§ **What you will do**
Your task is to print all of the data word for word.

§ **Material supplied**
--------------------------------
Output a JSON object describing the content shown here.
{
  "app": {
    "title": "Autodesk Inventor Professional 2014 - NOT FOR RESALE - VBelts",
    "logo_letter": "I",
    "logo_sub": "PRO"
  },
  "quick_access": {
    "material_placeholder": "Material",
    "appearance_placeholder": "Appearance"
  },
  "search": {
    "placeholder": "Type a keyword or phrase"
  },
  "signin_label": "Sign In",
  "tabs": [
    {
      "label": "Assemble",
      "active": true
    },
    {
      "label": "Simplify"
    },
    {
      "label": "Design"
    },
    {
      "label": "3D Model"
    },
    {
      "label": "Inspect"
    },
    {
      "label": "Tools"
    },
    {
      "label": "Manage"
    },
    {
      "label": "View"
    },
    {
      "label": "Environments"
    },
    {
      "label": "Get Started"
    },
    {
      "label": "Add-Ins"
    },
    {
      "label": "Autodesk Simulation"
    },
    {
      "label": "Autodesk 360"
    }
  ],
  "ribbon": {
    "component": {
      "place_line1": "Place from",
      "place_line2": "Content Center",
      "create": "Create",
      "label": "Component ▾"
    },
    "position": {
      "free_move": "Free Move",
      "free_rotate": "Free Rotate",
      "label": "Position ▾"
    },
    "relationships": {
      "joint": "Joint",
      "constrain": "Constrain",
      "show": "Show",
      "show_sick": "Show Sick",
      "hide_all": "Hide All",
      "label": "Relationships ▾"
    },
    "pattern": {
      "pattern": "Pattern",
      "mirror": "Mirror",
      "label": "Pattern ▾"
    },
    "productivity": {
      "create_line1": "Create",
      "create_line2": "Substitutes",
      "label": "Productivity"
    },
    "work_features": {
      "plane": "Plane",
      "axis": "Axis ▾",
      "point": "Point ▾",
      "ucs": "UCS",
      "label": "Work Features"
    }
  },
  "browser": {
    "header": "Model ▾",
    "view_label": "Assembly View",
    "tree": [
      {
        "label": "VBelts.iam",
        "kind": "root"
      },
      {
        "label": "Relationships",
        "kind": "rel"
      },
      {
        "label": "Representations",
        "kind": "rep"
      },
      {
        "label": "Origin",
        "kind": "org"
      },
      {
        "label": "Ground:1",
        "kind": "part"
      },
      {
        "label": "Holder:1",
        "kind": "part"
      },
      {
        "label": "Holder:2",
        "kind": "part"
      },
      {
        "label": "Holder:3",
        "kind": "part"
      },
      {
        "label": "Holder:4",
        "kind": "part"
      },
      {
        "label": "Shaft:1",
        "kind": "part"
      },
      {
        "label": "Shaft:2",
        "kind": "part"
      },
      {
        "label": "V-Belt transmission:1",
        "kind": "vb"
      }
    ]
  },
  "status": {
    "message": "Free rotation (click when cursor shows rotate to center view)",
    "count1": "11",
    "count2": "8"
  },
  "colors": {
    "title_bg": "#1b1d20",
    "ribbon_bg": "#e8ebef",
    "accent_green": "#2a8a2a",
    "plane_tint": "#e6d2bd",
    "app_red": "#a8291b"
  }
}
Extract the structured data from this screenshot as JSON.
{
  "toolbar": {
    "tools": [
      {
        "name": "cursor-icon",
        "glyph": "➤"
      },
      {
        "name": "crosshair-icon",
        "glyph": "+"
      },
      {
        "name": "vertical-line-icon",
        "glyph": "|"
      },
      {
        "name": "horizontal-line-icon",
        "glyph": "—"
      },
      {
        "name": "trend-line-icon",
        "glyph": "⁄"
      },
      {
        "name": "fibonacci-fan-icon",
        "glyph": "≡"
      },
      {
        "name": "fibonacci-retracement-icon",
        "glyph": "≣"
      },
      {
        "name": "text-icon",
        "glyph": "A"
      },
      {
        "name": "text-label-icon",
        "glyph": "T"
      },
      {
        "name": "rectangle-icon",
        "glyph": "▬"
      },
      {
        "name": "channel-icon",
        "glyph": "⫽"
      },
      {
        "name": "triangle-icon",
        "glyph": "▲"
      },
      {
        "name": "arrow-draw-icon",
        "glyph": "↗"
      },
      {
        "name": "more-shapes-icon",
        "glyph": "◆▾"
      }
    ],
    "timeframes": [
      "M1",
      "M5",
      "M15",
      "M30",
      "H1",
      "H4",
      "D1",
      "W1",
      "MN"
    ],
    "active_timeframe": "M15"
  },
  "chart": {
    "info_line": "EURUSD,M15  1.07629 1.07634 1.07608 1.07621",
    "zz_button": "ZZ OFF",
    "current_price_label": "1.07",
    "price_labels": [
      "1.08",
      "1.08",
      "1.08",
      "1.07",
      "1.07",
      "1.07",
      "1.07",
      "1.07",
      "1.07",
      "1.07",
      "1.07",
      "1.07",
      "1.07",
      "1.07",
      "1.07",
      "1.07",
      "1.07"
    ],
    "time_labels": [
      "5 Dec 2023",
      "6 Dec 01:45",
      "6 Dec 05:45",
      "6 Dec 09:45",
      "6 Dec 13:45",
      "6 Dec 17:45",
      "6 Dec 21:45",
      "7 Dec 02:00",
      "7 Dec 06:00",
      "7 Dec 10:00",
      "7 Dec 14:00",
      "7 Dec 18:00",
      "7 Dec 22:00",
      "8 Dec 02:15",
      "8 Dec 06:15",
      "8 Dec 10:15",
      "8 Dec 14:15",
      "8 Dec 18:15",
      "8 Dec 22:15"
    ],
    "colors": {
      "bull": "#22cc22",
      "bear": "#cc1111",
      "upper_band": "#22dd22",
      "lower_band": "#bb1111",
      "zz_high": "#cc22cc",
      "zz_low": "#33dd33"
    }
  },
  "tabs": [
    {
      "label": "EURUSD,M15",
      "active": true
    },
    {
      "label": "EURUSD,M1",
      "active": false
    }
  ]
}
--------------------------------
§ **Written answer**
Output a JSON object describing the content shown here.
{
  "app": {
    "title": "Autodesk Inventor Professional 2014 - NOT FOR RESALE - VBelts",
    "logo_letter": "I",
    "logo_sub": "PRO"
  },
  "quick_access": {
    "material_placeholder": "Material",
    "appearance_placeholder": "Appearance"
  },
  "search": {
    "placeholder": "Type a keyword or phrase"
  },
  "signin_label": "Sign In",
  "tabs": [
    {
      "label": "Assemble",
      "active": true
    },
    {
      "label": "Simplify"
    },
    {
      "label": "Design"
    },
    {
      "label": "3D Model"
    },
    {
      "label": "Inspect"
    },
    {
      "label": "Tools"
    },
    {
      "label": "Manage"
    },
    {
      "label": "View"
    },
    {
      "label": "Environments"
    },
    {
      "label": "Get Started"
    },
    {
      "label": "Add-Ins"
    },
    {
      "label": "Autodesk Simulation"
    },
    {
      "label": "Autodesk 360"
    }
  ],
  "ribbon": {
    "component": {
      "place_line1": "Place from",
      "place_line2": "Content Center",
      "create": "Create",
      "label": "Component ▾"
    },
    "position": {
      "free_move": "Free Move",
      "free_rotate": "Free Rotate",
      "label": "Position ▾"
    },
    "relationships": {
      "joint": "Joint",
      "constrain": "Constrain",
      "show": "Show",
      "show_sick": "Show Sick",
      "hide_all": "Hide All",
      "label": "Relationships ▾"
    },
    "pattern": {
      "pattern": "Pattern",
      "mirror": "Mirror",
      "label": "Pattern ▾"
    },
    "productivity": {
      "create_line1": "Create",
      "create_line2": "Substitutes",
      "label": "Productivity"
    },
    "work_features": {
      "plane": "Plane",
      "axis": "Axis ▾",
      "point": "Point ▾",
      "ucs": "UCS",
      "label": "Work Features"
    }
  },
  "browser": {
    "header": "Model ▾",
    "view_label": "Assembly View",
    "tree": [
      {
        "label": "VBelts.iam",
        "kind": "root"
      },
      {
        "label": "Relationships",
        "kind": "rel"
      },
      {
        "label": "Representations",
        "kind": "rep"
      },
      {
        "label": "Origin",
        "kind": "org"
      },
      {
        "label": "Ground:1",
        "kind": "part"
      },
      {
        "label": "Holder:1",
        "kind": "part"
      },
      {
        "label": "Holder:2",
        "kind": "part"
      },
      {
        "label": "Holder:3",
        "kind": "part"
      },
      {
        "label": "Holder:4",
        "kind": "part"
      },
      {
        "label": "Shaft:1",
        "kind": "part"
      },
      {
        "label": "Shaft:2",
        "kind": "part"
      },
      {
        "label": "V-Belt transmission:1",
        "kind": "vb"
      }
    ]
  },
  "status": {
    "message": "Free rotation (click when cursor shows rotate to center view)",
    "count1": "11",
    "count2": "8"
  },
  "colors": {
    "title_bg": "#1b1d20",
    "ribbon_bg": "#e8ebef",
    "accent_green": "#2a8a2a",
    "plane_tint": "#e6d2bd",
    "app_red": "#a8291b"
  }
}
Extract the structured data from this screenshot as JSON.
{
  "toolbar": {
    "tools": [
      {
        "name": "cursor-icon",
        "glyph": "➤"
      },
      {
        "name": "crosshair-icon",
        "glyph": "+"
      },
      {
        "name": "vertical-line-icon",
        "glyph": "|"
      },
      {
        "name": "horizontal-line-icon",
        "glyph": "—"
      },
      {
        "name": "trend-line-icon",
        "glyph": "⁄"
      },
      {
        "name": "fibonacci-fan-icon",
        "glyph": "≡"
      },
      {
        "name": "fibonacci-retracement-icon",
        "glyph": "≣"
      },
      {
        "name": "text-icon",
        "glyph": "A"
      },
      {
        "name": "text-label-icon",
        "glyph": "T"
      },
      {
        "name": "rectangle-icon",
        "glyph": "▬"
      },
      {
        "name": "channel-icon",
        "glyph": "⫽"
      },
      {
        "name": "triangle-icon",
        "glyph": "▲"
      },
      {
        "name": "arrow-draw-icon",
        "glyph": "↗"
      },
      {
        "name": "more-shapes-icon",
        "glyph": "◆▾"
      }
    ],
    "timeframes": [
      "M1",
      "M5",
      "M15",
      "M30",
      "H1",
      "H4",
      "D1",
      "W1",
      "MN"
    ],
    "active_timeframe": "M15"
  },
  "chart": {
    "info_line": "EURUSD,M15  1.07629 1.07634 1.07608 1.07621",
    "zz_button": "ZZ OFF",
    "current_price_label": "1.07",
    "price_labels": [
      "1.08",
      "1.08",
      "1.08",
      "1.07",
      "1.07",
      "1.07",
      "1.07",
      "1.07",
      "1.07",
      "1.07",
      "1.07",
      "1.07",
      "1.07",
      "1.07",
      "1.07",
      "1.07",
      "1.07"
    ],
    "time_labels": [
      "5 Dec 2023",
      "6 Dec 01:45",
      "6 Dec 05:45",
      "6 Dec 09:45",
      "6 Dec 13:45",
      "6 Dec 17:45",
      "6 Dec 21:45",
      "7 Dec 02:00",
      "7 Dec 06:00",
      "7 Dec 10:00",
      "7 Dec 14:00",
      "7 Dec 18:00",
      "7 Dec 22:00",
      "8 Dec 02:15",
      "8 Dec 06:15",
      "8 Dec 10:15",
      "8 Dec 14:15",
      "8 Dec 18:15",
      "8 Dec 22:15"
    ],
    "colors": {
      "bull": "#22cc22",
      "bear": "#cc1111",
      "upper_band": "#22dd22",
      "lower_band": "#bb1111",
      "zz_high": "#cc22cc",
      "zz_low": "#33dd33"
    }
  },
  "tabs": [
    {
      "label": "EURUSD,M15",
      "active": true
    },
    {
      "label": "EURUSD,M1",
      "active": false
    }
  ]
}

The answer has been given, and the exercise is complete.